# [Task]
Write out the full set of records below exactly.

(Dataset records)
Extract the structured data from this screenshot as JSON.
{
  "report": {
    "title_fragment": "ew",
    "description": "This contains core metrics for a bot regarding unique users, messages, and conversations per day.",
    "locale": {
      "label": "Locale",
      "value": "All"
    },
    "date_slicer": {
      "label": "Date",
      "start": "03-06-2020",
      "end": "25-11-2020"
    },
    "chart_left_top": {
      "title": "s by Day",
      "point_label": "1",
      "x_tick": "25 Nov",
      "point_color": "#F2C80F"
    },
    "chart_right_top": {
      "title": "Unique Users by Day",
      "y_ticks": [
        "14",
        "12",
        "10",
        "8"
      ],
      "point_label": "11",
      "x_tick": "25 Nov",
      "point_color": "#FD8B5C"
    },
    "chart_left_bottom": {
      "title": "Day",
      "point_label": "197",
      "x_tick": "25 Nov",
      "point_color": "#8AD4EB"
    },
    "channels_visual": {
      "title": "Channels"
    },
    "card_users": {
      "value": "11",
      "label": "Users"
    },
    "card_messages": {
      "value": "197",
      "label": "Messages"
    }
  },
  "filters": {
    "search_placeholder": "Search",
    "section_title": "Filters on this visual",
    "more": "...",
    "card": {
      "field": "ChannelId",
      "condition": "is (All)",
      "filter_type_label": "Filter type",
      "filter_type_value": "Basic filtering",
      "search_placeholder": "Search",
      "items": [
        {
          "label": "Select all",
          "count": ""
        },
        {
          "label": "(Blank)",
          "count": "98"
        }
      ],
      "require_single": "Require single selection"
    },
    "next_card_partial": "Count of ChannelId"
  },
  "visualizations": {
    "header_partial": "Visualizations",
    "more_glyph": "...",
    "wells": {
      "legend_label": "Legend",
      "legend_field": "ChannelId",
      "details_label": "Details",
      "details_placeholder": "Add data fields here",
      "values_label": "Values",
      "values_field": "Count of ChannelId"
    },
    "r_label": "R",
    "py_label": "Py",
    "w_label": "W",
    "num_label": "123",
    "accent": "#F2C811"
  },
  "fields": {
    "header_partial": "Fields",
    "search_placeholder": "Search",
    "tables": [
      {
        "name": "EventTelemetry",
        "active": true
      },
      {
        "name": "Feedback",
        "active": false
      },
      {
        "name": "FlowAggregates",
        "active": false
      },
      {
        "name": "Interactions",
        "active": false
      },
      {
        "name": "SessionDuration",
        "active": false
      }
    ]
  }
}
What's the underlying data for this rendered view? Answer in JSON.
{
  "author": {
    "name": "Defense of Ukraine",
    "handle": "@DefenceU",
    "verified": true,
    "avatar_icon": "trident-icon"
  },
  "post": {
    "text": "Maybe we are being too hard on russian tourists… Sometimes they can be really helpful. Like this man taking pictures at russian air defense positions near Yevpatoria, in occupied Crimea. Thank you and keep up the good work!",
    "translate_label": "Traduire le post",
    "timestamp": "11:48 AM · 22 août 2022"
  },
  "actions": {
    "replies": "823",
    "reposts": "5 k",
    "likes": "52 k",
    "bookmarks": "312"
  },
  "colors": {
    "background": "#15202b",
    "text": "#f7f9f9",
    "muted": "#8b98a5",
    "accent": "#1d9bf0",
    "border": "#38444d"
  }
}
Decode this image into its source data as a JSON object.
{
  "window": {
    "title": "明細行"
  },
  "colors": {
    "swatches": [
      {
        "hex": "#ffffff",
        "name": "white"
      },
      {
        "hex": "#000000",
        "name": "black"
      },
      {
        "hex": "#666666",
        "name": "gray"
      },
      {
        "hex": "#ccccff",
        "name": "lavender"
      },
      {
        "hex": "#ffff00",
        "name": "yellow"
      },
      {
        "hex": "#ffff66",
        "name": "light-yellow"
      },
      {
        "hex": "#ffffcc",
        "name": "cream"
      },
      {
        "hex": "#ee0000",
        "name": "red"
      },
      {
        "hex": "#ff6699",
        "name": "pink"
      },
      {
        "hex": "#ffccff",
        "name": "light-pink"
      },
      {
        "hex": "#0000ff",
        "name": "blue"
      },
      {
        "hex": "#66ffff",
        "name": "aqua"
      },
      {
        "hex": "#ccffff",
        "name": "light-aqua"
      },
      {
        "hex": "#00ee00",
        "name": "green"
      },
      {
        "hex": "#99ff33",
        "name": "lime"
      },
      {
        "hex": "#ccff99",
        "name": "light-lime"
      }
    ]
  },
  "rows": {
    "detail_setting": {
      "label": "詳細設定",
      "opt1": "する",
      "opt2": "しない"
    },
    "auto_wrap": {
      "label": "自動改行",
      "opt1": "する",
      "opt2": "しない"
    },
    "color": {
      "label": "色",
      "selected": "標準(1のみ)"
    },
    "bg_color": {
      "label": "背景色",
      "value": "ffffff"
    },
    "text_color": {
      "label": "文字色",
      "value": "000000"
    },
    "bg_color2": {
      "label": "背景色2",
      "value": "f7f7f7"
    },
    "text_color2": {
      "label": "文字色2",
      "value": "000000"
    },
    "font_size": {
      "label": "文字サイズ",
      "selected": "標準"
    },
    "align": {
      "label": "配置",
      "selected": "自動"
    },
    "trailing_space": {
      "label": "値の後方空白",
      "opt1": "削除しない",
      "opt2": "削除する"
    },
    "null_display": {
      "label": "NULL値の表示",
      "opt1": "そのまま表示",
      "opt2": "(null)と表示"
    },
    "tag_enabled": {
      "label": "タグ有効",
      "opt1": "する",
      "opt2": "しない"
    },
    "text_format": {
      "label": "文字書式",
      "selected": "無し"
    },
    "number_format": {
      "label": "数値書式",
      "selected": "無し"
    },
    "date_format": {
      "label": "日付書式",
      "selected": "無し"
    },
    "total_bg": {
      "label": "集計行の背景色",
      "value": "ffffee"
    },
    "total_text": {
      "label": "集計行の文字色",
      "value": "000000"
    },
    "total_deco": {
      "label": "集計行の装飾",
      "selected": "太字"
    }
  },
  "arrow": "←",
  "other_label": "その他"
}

# [Solution below]
Extract the structured data from this screenshot as JSON.
{
  "report": {
    "title_fragment": "ew",
    "description": "This contains core metrics for a bot regarding unique users, messages, and conversations per day.",
    "locale": {
      "label": "Locale",
      "value": "All"
    },
    "date_slicer": {
      "label": "Date",
      "start": "03-06-2020",
      "end": "25-11-2020"
    },
    "chart_left_top": {
      "title": "s by Day",
      "point_label": "1",
      "x_tick": "25 Nov",
      "point_color": "#F2C80F"
    },
    "chart_right_top": {
      "title": "Unique Users by Day",
      "y_ticks": [
        "14",
        "12",
        "10",
        "8"
      ],
      "point_label": "11",
      "x_tick": "25 Nov",
      "point_color": "#FD8B5C"
    },
    "chart_left_bottom": {
      "title": "Day",
      "point_label": "197",
      "x_tick": "25 Nov",
      "point_color": "#8AD4EB"
    },
    "channels_visual": {
      "title": "Channels"
    },
    "card_users": {
      "value": "11",
      "label": "Users"
    },
    "card_messages": {
      "value": "197",
      "label": "Messages"
    }
  },
  "filters": {
    "search_placeholder": "Search",
    "section_title": "Filters on this visual",
    "more": "...",
    "card": {
      "field": "ChannelId",
      "condition": "is (All)",
      "filter_type_label": "Filter type",
      "filter_type_value": "Basic filtering",
      "search_placeholder": "Search",
      "items": [
        {
          "label": "Select all",
          "count": ""
        },
        {
          "label": "(Blank)",
          "count": "98"
        }
      ],
      "require_single": "Require single selection"
    },
    "next_card_partial": "Count of ChannelId"
  },
  "visualizations": {
    "header_partial": "Visualizations",
    "more_glyph": "...",
    "wells": {
      "legend_label": "Legend",
      "legend_field": "ChannelId",
      "details_label": "Details",
      "details_placeholder": "Add data fields here",
      "values_label": "Values",
      "values_field": "Count of ChannelId"
    },
    "r_label": "R",
    "py_label": "Py",
    "w_label": "W",
    "num_label": "123",
    "accent": "#F2C811"
  },
  "fields": {
    "header_partial": "Fields",
    "search_placeholder": "Search",
    "tables": [
      {
        "name": "EventTelemetry",
        "active": true
      },
      {
        "name": "Feedback",
        "active": false
      },
      {
        "name": "FlowAggregates",
        "active": false
      },
      {
        "name": "Interactions",
        "active": false
      },
      {
        "name": "SessionDuration",
        "active": false
      }
    ]
  }
}
What's the underlying data for this rendered view? Answer in JSON.
{
  "author": {
    "name": "Defense of Ukraine",
    "handle": "@DefenceU",
    "verified": true,
    "avatar_icon": "trident-icon"
  },
  "post": {
    "text": "Maybe we are being too hard on russian tourists… Sometimes they can be really helpful. Like this man taking pictures at russian air defense positions near Yevpatoria, in occupied Crimea. Thank you and keep up the good work!",
    "translate_label": "Traduire le post",
    "timestamp": "11:48 AM · 22 août 2022"
  },
  "actions": {
    "replies": "823",
    "reposts": "5 k",
    "likes": "52 k",
    "bookmarks": "312"
  },
  "colors": {
    "background": "#15202b",
    "text": "#f7f9f9",
    "muted": "#8b98a5",
    "accent": "#1d9bf0",
    "border": "#38444d"
  }
}
Decode this image into its source data as a JSON object.
{
  "window": {
    "title": "明細行"
  },
  "colors": {
    "swatches": [
      {
        "hex": "#ffffff",
        "name": "white"
      },
      {
        "hex": "#000000",
        "name": "black"
      },
      {
        "hex": "#666666",
        "name": "gray"
      },
      {
        "hex": "#ccccff",
        "name": "lavender"
      },
      {
        "hex": "#ffff00",
        "name": "yellow"
      },
      {
        "hex": "#ffff66",
        "name": "light-yellow"
      },
      {
        "hex": "#ffffcc",
        "name": "cream"
      },
      {
        "hex": "#ee0000",
        "name": "red"
      },
      {
        "hex": "#ff6699",
        "name": "pink"
      },
      {
        "hex": "#ffccff",
        "name": "light-pink"
      },
      {
        "hex": "#0000ff",
        "name": "blue"
      },
      {
        "hex": "#66ffff",
        "name": "aqua"
      },
      {
        "hex": "#ccffff",
        "name": "light-aqua"
      },
      {
        "hex": "#00ee00",
        "name": "green"
      },
      {
        "hex": "#99ff33",
        "name": "lime"
      },
      {
        "hex": "#ccff99",
        "name": "light-lime"
      }
    ]
  },
  "rows": {
    "detail_setting": {
      "label": "詳細設定",
      "opt1": "する",
      "opt2": "しない"
    },
    "auto_wrap": {
      "label": "自動改行",
      "opt1": "する",
      "opt2": "しない"
    },
    "color": {
      "label": "色",
      "selected": "標準(1のみ)"
    },
    "bg_color": {
      "label": "背景色",
      "value": "ffffff"
    },
    "text_color": {
      "label": "文字色",
      "value": "000000"
    },
    "bg_color2": {
      "label": "背景色2",
      "value": "f7f7f7"
    },
    "text_color2": {
      "label": "文字色2",
      "value": "000000"
    },
    "font_size": {
      "label": "文字サイズ",
      "selected": "標準"
    },
    "align": {
      "label": "配置",
      "selected": "自動"
    },
    "trailing_space": {
      "label": "値の後方空白",
      "opt1": "削除しない",
      "opt2": "削除する"
    },
    "null_display": {
      "label": "NULL値の表示",
      "opt1": "そのまま表示",
      "opt2": "(null)と表示"
    },
    "tag_enabled": {
      "label": "タグ有効",
      "opt1": "する",
      "opt2": "しない"
    },
    "text_format": {
      "label": "文字書式",
      "selected": "無し"
    },
    "number_format": {
      "label": "数値書式",
      "selected": "無し"
    },
    "date_format": {
      "label": "日付書式",
      "selected": "無し"
    },
    "total_bg": {
      "label": "集計行の背景色",
      "value": "ffffee"
    },
    "total_text": {
      "label": "集計行の文字色",
      "value": "000000"
    },
    "total_deco": {
      "label": "集計行の装飾",
      "selected": "太字"
    }
  },
  "arrow": "←",
  "other_label": "その他"
}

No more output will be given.